Saved data entries:
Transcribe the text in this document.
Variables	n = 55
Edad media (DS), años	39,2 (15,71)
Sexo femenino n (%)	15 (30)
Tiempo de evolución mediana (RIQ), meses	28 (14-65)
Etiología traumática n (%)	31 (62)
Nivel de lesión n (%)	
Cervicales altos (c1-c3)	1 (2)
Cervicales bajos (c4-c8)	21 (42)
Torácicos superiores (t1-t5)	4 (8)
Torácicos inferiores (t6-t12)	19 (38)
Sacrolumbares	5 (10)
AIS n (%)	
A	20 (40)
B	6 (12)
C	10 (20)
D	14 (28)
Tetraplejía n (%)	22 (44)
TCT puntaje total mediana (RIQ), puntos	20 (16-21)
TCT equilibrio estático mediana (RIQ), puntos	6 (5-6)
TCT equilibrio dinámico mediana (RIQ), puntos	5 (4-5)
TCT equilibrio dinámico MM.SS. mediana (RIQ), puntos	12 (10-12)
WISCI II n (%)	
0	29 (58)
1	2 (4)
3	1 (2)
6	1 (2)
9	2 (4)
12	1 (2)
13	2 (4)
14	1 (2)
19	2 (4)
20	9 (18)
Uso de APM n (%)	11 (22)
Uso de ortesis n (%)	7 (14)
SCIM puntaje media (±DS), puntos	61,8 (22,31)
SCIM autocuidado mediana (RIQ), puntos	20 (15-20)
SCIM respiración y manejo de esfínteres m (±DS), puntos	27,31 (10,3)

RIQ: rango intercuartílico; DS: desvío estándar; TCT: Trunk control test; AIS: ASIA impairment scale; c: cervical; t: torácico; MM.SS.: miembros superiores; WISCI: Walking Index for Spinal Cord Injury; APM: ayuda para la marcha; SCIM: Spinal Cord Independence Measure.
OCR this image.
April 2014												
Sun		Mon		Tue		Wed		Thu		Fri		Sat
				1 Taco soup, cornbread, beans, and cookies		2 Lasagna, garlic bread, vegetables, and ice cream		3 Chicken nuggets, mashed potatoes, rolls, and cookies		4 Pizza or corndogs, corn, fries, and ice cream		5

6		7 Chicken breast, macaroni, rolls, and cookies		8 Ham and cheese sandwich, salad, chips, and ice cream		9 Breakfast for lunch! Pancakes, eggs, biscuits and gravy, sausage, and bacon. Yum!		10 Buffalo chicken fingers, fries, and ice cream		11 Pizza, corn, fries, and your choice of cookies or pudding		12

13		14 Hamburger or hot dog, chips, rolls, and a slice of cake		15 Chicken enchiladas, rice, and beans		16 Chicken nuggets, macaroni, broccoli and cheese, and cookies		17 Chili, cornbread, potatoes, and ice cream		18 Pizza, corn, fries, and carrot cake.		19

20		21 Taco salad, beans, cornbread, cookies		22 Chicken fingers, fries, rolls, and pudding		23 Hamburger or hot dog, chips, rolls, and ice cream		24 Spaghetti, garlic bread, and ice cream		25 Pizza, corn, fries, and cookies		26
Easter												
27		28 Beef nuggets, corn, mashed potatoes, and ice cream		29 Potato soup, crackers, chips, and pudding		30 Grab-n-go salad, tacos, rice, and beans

• **Instructions for the task**
Quote the listing in full, please, keeping every line exact.

• **Written solution**
Transcribe the text in this document.
Variables	n = 55
Edad media (DS), años	39,2 (15,71)
Sexo femenino n (%)	15 (30)
Tiempo de evolución mediana (RIQ), meses	28 (14-65)
Etiología traumática n (%)	31 (62)
Nivel de lesión n (%)	
Cervicales altos (c1-c3)	1 (2)
Cervicales bajos (c4-c8)	21 (42)
Torácicos superiores (t1-t5)	4 (8)
Torácicos inferiores (t6-t12)	19 (38)
Sacrolumbares	5 (10)
AIS n (%)	
A	20 (40)
B	6 (12)
C	10 (20)
D	14 (28)
Tetraplejía n (%)	22 (44)
TCT puntaje total mediana (RIQ), puntos	20 (16-21)
TCT equilibrio estático mediana (RIQ), puntos	6 (5-6)
TCT equilibrio dinámico mediana (RIQ), puntos	5 (4-5)
TCT equilibrio dinámico MM.SS. mediana (RIQ), puntos	12 (10-12)
WISCI II n (%)	
0	29 (58)
1	2 (4)
3	1 (2)
6	1 (2)
9	2 (4)
12	1 (2)
13	2 (4)
14	1 (2)
19	2 (4)
20	9 (18)
Uso de APM n (%)	11 (22)
Uso de ortesis n (%)	7 (14)
SCIM puntaje media (±DS), puntos	61,8 (22,31)
SCIM autocuidado mediana (RIQ), puntos	20 (15-20)
SCIM respiración y manejo de esfínteres m (±DS), puntos	27,31 (10,3)

RIQ: rango intercuartílico; DS: desvío estándar; TCT: Trunk control test; AIS: ASIA impairment scale; c: cervical; t: torácico; MM.SS.: miembros superiores; WISCI: Walking Index for Spinal Cord Injury; APM: ayuda para la marcha; SCIM: Spinal Cord Independence Measure.
OCR this image.
April 2014												
Sun		Mon		Tue		Wed		Thu		Fri		Sat
				1 Taco soup, cornbread, beans, and cookies		2 Lasagna, garlic bread, vegetables, and ice cream		3 Chicken nuggets, mashed potatoes, rolls, and cookies		4 Pizza or corndogs, corn, fries, and ice cream		5

6		7 Chicken breast, macaroni, rolls, and cookies		8 Ham and cheese sandwich, salad, chips, and ice cream		9 Breakfast for lunch! Pancakes, eggs, biscuits and gravy, sausage, and bacon. Yum!		10 Buffalo chicken fingers, fries, and ice cream		11 Pizza, corn, fries, and your choice of cookies or pudding		12

13		14 Hamburger or hot dog, chips, rolls, and a slice of cake		15 Chicken enchiladas, rice, and beans		16 Chicken nuggets, macaroni, broccoli and cheese, and cookies		17 Chili, cornbread, potatoes, and ice cream		18 Pizza, corn, fries, and carrot cake.		19

20		21 Taco salad, beans, cornbread, cookies		22 Chicken fingers, fries, rolls, and pudding		23 Hamburger or hot dog, chips, rolls, and ice cream		24 Spaghetti, garlic bread, and ice cream		25 Pizza, corn, fries, and cookies		26
Easter												
27		28 Beef nuggets, corn, mashed potatoes, and ice cream		29 Potato soup, crackers, chips, and pudding		30 Grab-n-go salad, tacos, rice, and beans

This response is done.